**WHAT IS NEEDED:** Out of the lines below, please list those that hold the string "value".

_____

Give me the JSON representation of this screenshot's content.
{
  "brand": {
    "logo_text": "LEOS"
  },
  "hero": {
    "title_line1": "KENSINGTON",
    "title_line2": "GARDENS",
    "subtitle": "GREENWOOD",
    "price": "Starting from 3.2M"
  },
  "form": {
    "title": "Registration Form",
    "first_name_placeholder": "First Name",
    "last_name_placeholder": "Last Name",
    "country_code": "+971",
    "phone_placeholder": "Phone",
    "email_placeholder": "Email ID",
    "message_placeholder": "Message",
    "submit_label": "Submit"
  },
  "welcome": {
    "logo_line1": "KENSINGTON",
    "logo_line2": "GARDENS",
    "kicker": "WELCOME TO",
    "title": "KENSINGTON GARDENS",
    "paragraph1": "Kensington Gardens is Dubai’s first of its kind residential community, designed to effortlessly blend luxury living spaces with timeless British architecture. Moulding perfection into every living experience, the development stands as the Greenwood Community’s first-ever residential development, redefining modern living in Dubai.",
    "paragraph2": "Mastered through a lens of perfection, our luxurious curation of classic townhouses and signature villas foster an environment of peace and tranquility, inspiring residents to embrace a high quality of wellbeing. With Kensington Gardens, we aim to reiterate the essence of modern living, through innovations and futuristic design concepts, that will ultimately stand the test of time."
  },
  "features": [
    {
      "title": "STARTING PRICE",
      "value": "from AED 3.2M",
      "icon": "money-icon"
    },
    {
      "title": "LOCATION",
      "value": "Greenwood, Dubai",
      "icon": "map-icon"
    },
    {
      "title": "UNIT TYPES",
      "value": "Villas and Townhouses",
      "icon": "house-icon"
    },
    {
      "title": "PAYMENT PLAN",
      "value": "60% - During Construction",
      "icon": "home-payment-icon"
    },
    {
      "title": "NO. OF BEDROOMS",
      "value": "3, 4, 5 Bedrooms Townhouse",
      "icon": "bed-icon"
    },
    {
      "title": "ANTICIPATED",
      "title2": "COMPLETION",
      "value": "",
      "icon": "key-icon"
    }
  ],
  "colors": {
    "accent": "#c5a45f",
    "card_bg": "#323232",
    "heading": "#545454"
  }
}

_____

**RESPONSE TO THE EXERCISE:**
      "value": "from AED 3.2M",
      "value": "Greenwood, Dubai",
      "value": "Villas and Townhouses",
      "value": "60% - During Construction",
      "value": "3, 4, 5 Bedrooms Townhouse",
      "value": "",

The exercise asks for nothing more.